Fragment źródła:

______________________________

Wytwórnia Wód Gazowanych i Rozlewni Piwa w Kartuzach Leona Cieszyńskiego.
Pewnie wielu z Państwa pamięta smak lemoniady, wody czy piwa z Wytwórni Wód Gazowanych i Rozlewni Piwa w Kartuzach Leona Cieszyńskiego. Prezentujemy Państwu butelkę po wodzie mineralnej z fabryki Leona Cieszyńskiego. Warto przypomnieć tą ważną osobę dla Kartuz.
***
Leon Cieszyński urodził się 19 sierpnia 1897 r. w Stężycy. W 1921 r. zamieszkał w Kartuzach i od tego momentu możemy powiedzieć, że tworzył tożsamość miasta.
Leon Cieszyński ożenił się z Heleną Tusenk. W obiektach – budynkach należących do rodziców żony uruchomił Wytwórnię Wód Gazowanych, która mieściła się przy ulicy Zamkowej w Kartuzach. Walory krajobrazowe Kartuz, które od lat stanowiły dobrze zorganizowany ośrodek ruchu turystycznego i letniskowego, sprzyjały wytworowi wody mineralnej.
W 1933 r. Leon Cieszyński został radnym Rady Miejskiej w Kartuzach. W czasie drugiej wojny światowej udzielał pomocy potrzebującym rodzinom, głównie ofiarowując (rozwożąc potajemnie) swoje wytwory, wspierał je także materialnie. W maju 1945 r. NKWD aresztowało Leona i jego żonę. Przebywali w obozie przejściowym w Grudziądzu. Leonowi prawdopodobnie udało się zbiec, żonę zaś tak jak wielu innych Kaszubów deportowano na teren ZSRR.

______________________________

Wpisy:
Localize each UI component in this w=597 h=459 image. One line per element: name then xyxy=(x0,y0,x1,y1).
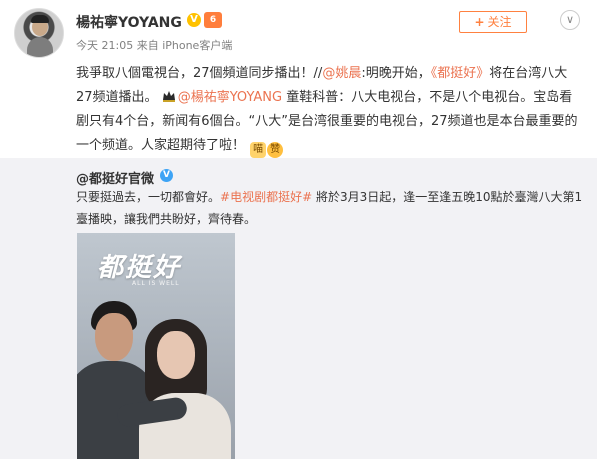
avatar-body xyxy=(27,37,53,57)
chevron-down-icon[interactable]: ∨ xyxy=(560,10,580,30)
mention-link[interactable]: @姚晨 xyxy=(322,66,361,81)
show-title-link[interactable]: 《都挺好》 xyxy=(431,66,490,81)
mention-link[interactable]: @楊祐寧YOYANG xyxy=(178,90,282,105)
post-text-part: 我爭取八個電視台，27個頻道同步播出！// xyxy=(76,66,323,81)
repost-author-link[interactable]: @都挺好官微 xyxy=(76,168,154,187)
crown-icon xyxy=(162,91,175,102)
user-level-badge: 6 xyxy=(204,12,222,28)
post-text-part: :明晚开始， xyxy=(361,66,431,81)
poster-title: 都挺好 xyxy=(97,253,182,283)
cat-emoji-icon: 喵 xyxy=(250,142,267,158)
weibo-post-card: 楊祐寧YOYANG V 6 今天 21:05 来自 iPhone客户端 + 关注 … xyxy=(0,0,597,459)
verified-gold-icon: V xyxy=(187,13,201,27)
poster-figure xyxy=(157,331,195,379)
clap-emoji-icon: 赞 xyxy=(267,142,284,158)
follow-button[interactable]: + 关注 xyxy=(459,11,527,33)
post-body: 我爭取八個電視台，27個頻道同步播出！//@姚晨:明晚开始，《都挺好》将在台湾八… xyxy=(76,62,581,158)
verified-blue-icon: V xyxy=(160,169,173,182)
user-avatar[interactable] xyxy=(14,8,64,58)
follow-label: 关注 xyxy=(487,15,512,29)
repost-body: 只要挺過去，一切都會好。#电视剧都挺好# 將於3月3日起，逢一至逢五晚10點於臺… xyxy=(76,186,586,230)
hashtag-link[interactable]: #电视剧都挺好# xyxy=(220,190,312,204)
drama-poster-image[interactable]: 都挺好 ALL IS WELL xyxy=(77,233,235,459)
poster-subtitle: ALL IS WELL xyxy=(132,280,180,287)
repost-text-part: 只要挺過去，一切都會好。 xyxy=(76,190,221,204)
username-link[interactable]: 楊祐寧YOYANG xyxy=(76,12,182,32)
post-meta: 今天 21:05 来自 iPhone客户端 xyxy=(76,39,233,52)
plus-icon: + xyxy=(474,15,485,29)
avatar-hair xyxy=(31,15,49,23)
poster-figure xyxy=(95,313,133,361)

______________________________

Polecenie 1: Przy jakiej ulicy w Kartuzach mieściła się Wytwórnia Wód Gazowanych według tekstu o Leonie Cieszyńskim?
Polecenie 2: Przepisz z tekstu o Leonie Cieszyńskim fragment od słów „Pewnie wielu z” aż do słów „osobę dla Kartuz.” włącznie.
Polecenie 3: Wypisz, proszę, wszystkie lata podane liczbą w tekście o Leonie Cieszyńskim.

Odpowiedź pisemna 1: Przy ulicy Zamkowej.

Odpowiedź pisemna 2:
Pewnie wielu z Państwa pamięta smak lemoniady, wody czy piwa z Wytwórni Wód Gazowanych i Rozlewni Piwa w Kartuzach Leona Cieszyńskiego. Prezentujemy Państwu butelkę po wodzie mineralnej z fabryki Leona Cieszyńskiego. Warto przypomnieć tą ważną osobę dla Kartuz.

Odpowiedź pisemna 3: 1897, 1921, 1933, 1945